— Begin EXCERPTED RECORDS —

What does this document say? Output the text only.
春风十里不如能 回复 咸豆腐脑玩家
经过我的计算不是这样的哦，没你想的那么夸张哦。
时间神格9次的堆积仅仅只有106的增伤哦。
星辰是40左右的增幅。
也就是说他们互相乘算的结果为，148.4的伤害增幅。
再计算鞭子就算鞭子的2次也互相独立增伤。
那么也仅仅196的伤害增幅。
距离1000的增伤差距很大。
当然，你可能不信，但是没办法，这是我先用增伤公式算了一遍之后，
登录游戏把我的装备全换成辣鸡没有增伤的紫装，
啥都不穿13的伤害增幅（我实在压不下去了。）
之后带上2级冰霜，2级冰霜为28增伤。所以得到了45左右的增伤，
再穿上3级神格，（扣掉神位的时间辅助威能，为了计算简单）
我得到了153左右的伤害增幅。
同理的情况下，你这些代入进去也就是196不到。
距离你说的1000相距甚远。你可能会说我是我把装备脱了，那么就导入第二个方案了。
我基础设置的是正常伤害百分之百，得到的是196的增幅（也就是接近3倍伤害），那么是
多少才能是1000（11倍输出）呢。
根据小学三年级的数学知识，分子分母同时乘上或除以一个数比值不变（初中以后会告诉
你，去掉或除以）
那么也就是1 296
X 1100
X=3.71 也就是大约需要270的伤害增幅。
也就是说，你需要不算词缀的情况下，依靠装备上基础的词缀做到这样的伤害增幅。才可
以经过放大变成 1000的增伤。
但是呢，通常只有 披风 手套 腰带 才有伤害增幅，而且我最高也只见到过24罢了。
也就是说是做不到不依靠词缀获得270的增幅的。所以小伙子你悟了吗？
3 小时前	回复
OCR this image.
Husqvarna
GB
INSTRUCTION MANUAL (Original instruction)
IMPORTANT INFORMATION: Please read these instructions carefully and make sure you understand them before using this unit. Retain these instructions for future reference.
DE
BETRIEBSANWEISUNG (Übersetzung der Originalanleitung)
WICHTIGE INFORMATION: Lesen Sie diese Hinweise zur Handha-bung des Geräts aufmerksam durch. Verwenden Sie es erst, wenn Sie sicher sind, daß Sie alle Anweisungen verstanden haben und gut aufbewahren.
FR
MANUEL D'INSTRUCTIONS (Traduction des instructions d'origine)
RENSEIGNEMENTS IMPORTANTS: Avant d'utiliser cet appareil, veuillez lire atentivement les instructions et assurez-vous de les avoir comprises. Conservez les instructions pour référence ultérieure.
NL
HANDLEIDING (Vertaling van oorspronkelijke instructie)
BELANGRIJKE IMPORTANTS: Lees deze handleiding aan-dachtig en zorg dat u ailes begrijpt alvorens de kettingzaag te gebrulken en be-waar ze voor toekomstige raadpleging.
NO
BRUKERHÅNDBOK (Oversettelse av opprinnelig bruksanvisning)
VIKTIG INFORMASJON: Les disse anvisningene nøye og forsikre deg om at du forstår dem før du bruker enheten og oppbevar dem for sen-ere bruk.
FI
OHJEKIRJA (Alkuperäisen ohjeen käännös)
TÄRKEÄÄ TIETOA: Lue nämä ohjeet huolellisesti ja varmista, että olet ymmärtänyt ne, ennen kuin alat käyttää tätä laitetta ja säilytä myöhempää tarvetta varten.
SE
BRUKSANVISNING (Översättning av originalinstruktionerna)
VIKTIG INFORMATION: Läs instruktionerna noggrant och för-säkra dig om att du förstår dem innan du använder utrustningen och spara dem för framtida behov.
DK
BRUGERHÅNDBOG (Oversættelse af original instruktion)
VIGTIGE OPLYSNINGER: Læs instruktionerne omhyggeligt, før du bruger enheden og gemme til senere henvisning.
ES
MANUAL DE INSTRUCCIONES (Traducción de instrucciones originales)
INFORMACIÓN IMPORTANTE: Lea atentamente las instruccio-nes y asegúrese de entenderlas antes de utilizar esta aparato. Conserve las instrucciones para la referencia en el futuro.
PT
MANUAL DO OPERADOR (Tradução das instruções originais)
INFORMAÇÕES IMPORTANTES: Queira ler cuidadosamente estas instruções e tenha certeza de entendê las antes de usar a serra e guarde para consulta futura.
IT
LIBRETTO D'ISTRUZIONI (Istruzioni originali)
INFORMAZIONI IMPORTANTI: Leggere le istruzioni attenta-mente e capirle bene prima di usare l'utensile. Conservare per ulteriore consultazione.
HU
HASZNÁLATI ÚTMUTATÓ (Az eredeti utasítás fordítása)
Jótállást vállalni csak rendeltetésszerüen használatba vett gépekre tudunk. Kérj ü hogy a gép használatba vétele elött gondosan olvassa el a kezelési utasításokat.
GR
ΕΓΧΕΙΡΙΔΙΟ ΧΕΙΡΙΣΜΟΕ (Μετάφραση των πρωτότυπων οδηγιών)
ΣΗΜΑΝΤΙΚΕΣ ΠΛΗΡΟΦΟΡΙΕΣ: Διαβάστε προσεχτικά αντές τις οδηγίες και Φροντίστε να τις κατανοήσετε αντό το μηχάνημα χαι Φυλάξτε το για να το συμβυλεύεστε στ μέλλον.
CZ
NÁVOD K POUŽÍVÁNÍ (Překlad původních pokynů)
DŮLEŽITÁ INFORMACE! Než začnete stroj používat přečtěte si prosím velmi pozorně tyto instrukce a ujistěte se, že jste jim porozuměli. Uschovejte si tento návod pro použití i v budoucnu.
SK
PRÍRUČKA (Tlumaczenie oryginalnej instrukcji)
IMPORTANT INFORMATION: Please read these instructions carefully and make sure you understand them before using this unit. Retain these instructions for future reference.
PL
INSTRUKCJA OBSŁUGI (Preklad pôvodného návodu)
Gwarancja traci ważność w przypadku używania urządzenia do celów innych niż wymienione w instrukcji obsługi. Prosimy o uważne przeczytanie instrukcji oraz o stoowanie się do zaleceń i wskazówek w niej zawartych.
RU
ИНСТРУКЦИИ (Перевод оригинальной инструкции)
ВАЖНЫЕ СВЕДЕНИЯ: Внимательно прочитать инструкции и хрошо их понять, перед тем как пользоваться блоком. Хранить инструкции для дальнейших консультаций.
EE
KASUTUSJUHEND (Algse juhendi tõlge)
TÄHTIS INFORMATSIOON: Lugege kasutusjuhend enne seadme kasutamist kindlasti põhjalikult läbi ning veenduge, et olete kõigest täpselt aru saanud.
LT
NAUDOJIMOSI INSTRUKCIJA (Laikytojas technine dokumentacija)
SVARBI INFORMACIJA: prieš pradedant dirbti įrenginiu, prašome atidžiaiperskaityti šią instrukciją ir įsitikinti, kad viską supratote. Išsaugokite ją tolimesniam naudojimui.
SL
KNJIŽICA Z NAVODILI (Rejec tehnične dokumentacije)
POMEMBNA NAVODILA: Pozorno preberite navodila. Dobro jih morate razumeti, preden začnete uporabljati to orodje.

— End EXCERPTED RECORDS —

## [SHORT EXERCISE]
Go through the listing above and list every line that has the word "VIKTIG".

## [TASK SOLUTION]
VIKTIG INFORMASJON: Les disse anvisningene nøye og forsikre deg om at du forstår dem før du bruker enheten og oppbevar dem for sen-ere bruk.
VIKTIG INFORMATION: Läs instruktionerna noggrant och för-säkra dig om att du förstår dem innan du använder utrustningen och spara dem för framtida behov.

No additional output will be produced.